***** Input records *****

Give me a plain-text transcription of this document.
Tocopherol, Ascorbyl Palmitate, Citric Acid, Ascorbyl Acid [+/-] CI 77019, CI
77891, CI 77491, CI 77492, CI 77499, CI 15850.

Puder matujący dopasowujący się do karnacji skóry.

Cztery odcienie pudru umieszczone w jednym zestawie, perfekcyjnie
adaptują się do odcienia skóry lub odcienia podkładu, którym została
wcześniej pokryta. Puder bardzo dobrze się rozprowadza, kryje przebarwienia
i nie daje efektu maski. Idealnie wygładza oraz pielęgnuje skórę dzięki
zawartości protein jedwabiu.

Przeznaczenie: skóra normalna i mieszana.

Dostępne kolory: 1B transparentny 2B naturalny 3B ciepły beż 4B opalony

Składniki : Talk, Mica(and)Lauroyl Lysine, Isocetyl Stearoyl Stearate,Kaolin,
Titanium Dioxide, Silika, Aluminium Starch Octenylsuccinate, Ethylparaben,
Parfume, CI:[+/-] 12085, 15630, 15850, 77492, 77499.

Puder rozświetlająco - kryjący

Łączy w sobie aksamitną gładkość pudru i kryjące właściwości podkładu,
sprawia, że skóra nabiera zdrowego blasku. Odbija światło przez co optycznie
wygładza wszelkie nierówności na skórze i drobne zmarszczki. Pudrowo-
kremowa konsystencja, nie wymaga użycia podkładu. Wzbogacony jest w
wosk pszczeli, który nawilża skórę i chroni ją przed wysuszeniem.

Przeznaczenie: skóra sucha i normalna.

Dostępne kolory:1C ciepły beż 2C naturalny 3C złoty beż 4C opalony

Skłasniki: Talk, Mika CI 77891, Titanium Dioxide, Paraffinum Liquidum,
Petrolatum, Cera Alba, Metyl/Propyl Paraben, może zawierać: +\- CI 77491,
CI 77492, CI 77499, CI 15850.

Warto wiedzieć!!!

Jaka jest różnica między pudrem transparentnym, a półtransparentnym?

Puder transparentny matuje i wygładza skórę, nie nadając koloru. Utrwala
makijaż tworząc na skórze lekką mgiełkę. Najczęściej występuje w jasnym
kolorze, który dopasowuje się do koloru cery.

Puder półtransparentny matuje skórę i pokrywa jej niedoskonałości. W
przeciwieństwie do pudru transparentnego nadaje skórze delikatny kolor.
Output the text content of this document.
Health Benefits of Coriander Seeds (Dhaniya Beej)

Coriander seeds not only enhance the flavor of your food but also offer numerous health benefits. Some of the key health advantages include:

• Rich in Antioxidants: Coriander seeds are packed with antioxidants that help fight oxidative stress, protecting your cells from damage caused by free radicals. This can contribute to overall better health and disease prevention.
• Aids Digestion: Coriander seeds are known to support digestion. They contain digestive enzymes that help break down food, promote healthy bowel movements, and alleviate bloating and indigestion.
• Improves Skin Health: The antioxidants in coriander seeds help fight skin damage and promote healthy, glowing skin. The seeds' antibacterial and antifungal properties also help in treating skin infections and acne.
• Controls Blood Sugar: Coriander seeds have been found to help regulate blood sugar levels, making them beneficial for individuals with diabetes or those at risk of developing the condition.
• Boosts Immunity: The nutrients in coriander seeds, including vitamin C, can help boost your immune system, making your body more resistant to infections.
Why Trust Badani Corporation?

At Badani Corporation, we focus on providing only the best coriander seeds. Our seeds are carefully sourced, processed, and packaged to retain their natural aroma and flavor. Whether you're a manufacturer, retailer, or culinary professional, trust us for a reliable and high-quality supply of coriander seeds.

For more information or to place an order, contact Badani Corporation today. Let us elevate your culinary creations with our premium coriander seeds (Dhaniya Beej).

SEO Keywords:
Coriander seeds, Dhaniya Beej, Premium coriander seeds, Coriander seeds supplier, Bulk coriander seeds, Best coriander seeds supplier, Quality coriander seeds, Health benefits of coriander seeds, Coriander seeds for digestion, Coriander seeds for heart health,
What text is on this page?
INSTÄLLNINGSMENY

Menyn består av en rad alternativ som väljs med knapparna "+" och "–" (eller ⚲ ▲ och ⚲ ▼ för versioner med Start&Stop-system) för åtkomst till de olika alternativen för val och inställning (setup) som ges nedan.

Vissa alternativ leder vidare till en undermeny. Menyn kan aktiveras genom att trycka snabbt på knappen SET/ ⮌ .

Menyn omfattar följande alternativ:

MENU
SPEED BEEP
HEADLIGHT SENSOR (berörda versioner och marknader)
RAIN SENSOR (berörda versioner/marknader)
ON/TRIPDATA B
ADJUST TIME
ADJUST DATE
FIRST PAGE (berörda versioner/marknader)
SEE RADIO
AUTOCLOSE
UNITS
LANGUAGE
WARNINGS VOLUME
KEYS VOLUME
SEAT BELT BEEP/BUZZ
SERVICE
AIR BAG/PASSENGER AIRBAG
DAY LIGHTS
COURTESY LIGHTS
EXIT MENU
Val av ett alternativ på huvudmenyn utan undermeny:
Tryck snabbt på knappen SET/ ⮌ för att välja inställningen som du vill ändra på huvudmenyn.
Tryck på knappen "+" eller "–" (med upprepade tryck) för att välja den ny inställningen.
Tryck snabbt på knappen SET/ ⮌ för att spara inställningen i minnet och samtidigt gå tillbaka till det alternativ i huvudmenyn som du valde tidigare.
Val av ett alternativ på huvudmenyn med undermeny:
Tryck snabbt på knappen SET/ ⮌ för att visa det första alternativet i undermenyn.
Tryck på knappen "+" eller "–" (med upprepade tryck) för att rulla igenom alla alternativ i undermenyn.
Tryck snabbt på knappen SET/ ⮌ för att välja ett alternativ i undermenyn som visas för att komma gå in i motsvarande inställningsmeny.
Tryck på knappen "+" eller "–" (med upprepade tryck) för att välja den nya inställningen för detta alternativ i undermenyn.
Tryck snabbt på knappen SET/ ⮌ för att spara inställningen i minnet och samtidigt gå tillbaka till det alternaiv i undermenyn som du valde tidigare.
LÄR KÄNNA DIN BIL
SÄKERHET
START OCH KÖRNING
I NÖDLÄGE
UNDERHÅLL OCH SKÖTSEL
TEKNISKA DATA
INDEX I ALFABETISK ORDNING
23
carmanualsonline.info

*****

◆ Work request:
Go through the lines above. Select every one that has the string "naturalny".

◆ Written reply:
Dostępne kolory: 1B transparentny 2B naturalny 3B ciepły beż 4B opalony
Dostępne kolory:1C ciepły beż 2C naturalny 3C złoty beż 4C opalony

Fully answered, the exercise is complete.